#### [What this task involves]
Return all lines below containing the word "Select".
━━━━━━━━━━━━━━━━━━━━
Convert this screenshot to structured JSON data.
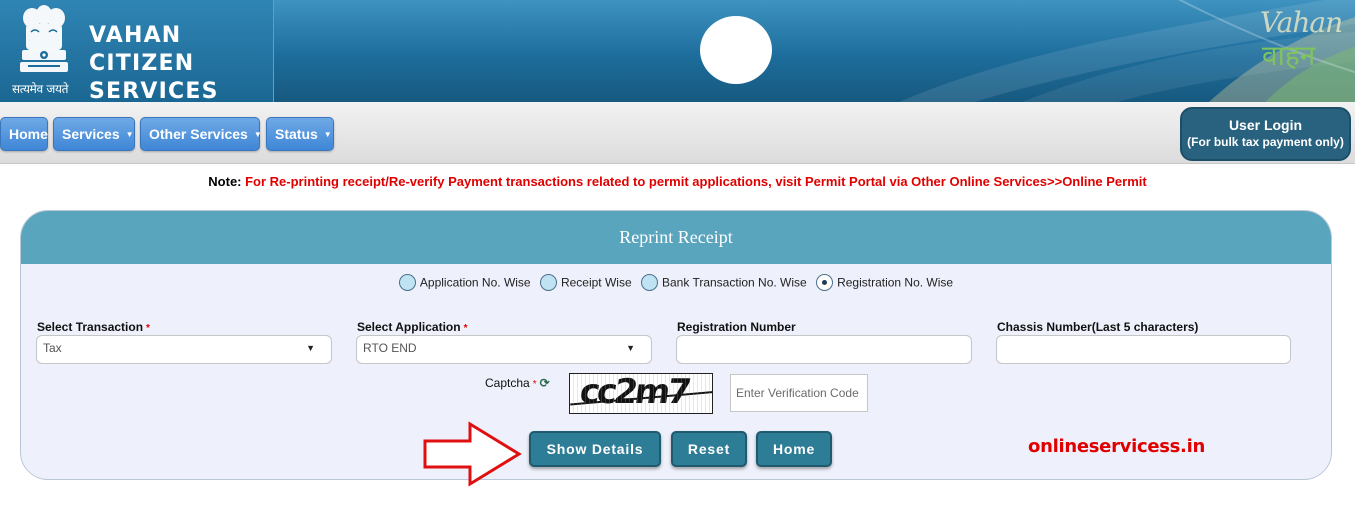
{
  "header": {
    "title_line1": "VAHAN CITIZEN",
    "title_line2": "SERVICES",
    "motto": "सत्यमेव जयते",
    "logo_text_top": "Vahan",
    "logo_text_bottom": "वाहन",
    "emblem_icon": "national-emblem-icon"
  },
  "nav": {
    "home": "Home",
    "services": "Services",
    "other_services": "Other Services",
    "status": "Status",
    "caret": "▼",
    "user_login_line1": "User Login",
    "user_login_line2": "(For bulk tax payment only)"
  },
  "note": {
    "label": "Note:",
    "text": " For Re-printing receipt/Re-verify Payment transactions related to permit applications, visit Permit Portal via Other Online Services>>Online Permit"
  },
  "panel": {
    "title": "Reprint Receipt",
    "radios": [
      {
        "label": "Application No. Wise",
        "checked": false
      },
      {
        "label": "Receipt Wise",
        "checked": false
      },
      {
        "label": "Bank Transaction No. Wise",
        "checked": false
      },
      {
        "label": "Registration No. Wise",
        "checked": true
      }
    ],
    "fields": {
      "transaction_label": "Select Transaction",
      "transaction_value": "Tax",
      "application_label": "Select Application",
      "application_value": "RTO END",
      "registration_label": "Registration Number",
      "registration_value": "",
      "chassis_label": "Chassis Number(Last 5 characters)",
      "chassis_value": "",
      "required_mark": "*",
      "dropdown_arrow": "▼"
    },
    "captcha": {
      "label": "Captcha",
      "refresh_icon": "⟳",
      "image_text": "cc2m7",
      "input_placeholder": "Enter Verification Code"
    },
    "buttons": {
      "show_details": "Show Details",
      "reset": "Reset",
      "home": "Home"
    },
    "watermark": "onlineservicess.in"
  },
  "colors": {
    "header_blue": "#1d6d9c",
    "nav_button_blue": "#3f86d6",
    "panel_head": "#5aa5be",
    "action_button": "#2e7d96",
    "note_red": "#e10000",
    "arrow_red": "#e01010"
  }
}
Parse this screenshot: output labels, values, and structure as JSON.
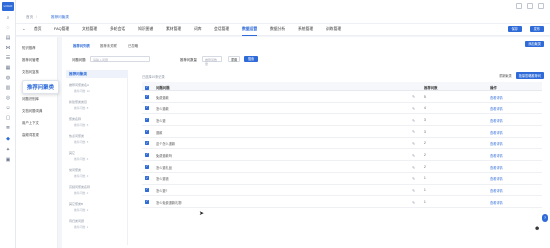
━━━━━━━━━━━━━━━━━━━━
#### [Finished exercise]
      "transaction_label": "Select Transaction",
      "application_label": "Select Application",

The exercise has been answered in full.